GIVEN INSTRUCTION: Reproduce every line of the records below word for word, in the same order.

TASK MATERIAL:
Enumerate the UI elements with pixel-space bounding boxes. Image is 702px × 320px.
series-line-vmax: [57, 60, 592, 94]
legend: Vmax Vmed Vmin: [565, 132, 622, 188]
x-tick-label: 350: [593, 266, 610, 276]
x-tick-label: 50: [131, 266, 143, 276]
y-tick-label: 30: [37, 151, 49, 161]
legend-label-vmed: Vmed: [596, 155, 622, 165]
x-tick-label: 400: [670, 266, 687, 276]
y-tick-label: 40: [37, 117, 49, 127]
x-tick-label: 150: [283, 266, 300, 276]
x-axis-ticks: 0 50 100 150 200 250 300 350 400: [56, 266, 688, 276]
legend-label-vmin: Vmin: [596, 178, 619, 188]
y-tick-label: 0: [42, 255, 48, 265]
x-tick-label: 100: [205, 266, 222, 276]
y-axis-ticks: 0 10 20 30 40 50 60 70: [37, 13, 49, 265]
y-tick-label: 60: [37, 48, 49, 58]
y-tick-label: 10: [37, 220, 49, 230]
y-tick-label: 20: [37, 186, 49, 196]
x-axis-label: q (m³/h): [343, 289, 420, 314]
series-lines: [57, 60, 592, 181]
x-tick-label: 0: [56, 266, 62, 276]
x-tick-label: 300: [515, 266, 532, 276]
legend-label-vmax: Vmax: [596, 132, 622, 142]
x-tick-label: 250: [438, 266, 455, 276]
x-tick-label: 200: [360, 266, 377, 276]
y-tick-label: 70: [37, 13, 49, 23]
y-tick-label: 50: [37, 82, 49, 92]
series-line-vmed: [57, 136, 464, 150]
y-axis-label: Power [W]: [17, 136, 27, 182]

THE RESULT:
Enumerate the UI elements with pixel-space bounding boxes. Image is 702px × 320px.
series-line-vmax: [57, 60, 592, 94]
legend: Vmax Vmed Vmin: [565, 132, 622, 188]
x-tick-label: 350: [593, 266, 610, 276]
x-tick-label: 50: [131, 266, 143, 276]
y-tick-label: 30: [37, 151, 49, 161]
legend-label-vmed: Vmed: [596, 155, 622, 165]
x-tick-label: 400: [670, 266, 687, 276]
y-tick-label: 40: [37, 117, 49, 127]
x-tick-label: 150: [283, 266, 300, 276]
x-axis-ticks: 0 50 100 150 200 250 300 350 400: [56, 266, 688, 276]
legend-label-vmin: Vmin: [596, 178, 619, 188]
y-tick-label: 0: [42, 255, 48, 265]
x-tick-label: 100: [205, 266, 222, 276]
y-axis-ticks: 0 10 20 30 40 50 60 70: [37, 13, 49, 265]
y-tick-label: 60: [37, 48, 49, 58]
y-tick-label: 10: [37, 220, 49, 230]
y-tick-label: 20: [37, 186, 49, 196]
x-axis-label: q (m³/h): [343, 289, 420, 314]
series-lines: [57, 60, 592, 181]
x-tick-label: 0: [56, 266, 62, 276]
x-tick-label: 300: [515, 266, 532, 276]
legend-label-vmax: Vmax: [596, 132, 622, 142]
x-tick-label: 250: [438, 266, 455, 276]
x-tick-label: 200: [360, 266, 377, 276]
y-tick-label: 70: [37, 13, 49, 23]
y-tick-label: 50: [37, 82, 49, 92]
series-line-vmed: [57, 136, 464, 150]
y-axis-label: Power [W]: [17, 136, 27, 182]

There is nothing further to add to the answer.